*** SOURCE DATA ***

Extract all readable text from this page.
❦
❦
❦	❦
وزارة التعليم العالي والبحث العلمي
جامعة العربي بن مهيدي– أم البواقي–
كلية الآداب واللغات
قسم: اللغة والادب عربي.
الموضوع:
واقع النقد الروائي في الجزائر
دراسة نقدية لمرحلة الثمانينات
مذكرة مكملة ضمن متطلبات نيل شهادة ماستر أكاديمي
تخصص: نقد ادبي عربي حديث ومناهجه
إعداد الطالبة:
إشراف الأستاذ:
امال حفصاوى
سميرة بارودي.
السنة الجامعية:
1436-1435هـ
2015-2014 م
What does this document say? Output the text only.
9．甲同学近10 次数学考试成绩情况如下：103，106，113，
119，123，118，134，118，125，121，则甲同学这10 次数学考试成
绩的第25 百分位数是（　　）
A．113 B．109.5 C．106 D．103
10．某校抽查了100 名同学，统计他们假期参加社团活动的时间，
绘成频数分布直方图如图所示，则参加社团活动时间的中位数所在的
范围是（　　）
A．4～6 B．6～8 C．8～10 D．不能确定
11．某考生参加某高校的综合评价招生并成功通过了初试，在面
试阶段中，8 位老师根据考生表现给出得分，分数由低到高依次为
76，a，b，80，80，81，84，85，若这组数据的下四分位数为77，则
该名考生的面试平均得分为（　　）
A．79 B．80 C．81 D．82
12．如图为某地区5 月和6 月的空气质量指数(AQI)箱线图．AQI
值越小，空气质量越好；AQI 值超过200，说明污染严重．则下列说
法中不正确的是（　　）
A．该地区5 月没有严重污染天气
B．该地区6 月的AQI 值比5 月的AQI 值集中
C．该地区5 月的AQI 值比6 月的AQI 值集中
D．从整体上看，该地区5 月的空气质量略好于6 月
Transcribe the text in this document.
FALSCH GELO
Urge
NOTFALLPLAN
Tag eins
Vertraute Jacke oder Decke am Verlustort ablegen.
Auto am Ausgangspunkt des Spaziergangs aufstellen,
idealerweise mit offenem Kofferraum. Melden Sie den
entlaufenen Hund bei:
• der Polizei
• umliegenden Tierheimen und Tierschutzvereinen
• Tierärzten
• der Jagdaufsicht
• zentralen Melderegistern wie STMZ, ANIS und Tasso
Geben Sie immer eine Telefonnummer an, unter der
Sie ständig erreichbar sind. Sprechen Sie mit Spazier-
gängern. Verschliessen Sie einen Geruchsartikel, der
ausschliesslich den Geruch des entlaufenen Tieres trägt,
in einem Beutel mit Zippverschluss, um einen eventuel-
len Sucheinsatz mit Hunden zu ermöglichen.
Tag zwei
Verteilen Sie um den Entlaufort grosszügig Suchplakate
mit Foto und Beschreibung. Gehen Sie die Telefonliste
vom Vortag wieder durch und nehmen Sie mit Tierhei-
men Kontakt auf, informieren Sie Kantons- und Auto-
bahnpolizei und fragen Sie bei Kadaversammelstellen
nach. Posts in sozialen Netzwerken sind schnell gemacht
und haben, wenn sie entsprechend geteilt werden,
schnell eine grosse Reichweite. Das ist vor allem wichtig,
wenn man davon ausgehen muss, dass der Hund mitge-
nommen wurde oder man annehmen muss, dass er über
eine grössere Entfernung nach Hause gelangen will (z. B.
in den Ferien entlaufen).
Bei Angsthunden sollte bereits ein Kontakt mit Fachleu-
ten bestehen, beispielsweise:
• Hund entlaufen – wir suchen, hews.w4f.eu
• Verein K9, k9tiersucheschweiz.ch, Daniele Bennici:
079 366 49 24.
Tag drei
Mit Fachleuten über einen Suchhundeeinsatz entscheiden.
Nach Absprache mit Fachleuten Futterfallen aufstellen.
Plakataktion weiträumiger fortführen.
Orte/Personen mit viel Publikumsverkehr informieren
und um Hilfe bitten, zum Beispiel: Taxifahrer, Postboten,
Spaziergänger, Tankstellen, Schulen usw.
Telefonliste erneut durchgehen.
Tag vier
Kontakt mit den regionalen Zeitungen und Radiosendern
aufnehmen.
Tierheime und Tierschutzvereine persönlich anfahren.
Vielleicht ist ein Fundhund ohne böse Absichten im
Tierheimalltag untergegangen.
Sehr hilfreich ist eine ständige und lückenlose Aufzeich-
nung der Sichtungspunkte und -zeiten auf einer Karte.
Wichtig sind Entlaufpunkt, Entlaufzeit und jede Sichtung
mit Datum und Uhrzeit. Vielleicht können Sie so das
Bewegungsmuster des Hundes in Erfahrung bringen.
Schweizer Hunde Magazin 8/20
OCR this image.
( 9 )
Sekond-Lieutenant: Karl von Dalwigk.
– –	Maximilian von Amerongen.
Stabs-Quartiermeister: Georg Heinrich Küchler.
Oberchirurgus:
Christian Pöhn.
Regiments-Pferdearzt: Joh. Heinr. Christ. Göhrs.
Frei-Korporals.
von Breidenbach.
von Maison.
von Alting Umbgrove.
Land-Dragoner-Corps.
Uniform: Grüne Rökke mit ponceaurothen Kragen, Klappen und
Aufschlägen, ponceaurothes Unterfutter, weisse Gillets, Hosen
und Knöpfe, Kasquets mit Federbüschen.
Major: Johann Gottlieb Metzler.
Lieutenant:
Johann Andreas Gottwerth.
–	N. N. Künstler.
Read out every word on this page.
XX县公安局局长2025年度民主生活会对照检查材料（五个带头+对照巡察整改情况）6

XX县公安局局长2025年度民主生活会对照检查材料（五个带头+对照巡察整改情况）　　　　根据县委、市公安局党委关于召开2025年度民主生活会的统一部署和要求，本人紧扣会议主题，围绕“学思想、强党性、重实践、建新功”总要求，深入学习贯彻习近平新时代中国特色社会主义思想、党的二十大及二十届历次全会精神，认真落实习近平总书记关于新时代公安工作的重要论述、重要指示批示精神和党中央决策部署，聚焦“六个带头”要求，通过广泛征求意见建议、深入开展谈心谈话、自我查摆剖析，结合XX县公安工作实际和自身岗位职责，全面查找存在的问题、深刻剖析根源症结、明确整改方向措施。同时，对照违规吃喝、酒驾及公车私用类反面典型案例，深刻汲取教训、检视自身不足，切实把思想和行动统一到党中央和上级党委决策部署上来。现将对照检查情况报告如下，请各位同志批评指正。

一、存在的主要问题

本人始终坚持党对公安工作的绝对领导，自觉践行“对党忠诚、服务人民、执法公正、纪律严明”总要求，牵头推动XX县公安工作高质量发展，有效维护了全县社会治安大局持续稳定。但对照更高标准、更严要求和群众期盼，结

***

EXERCISE GOAL »
Respond with the number of lines containing "document" and no additional words.

PROBLEM SOLUTION »
2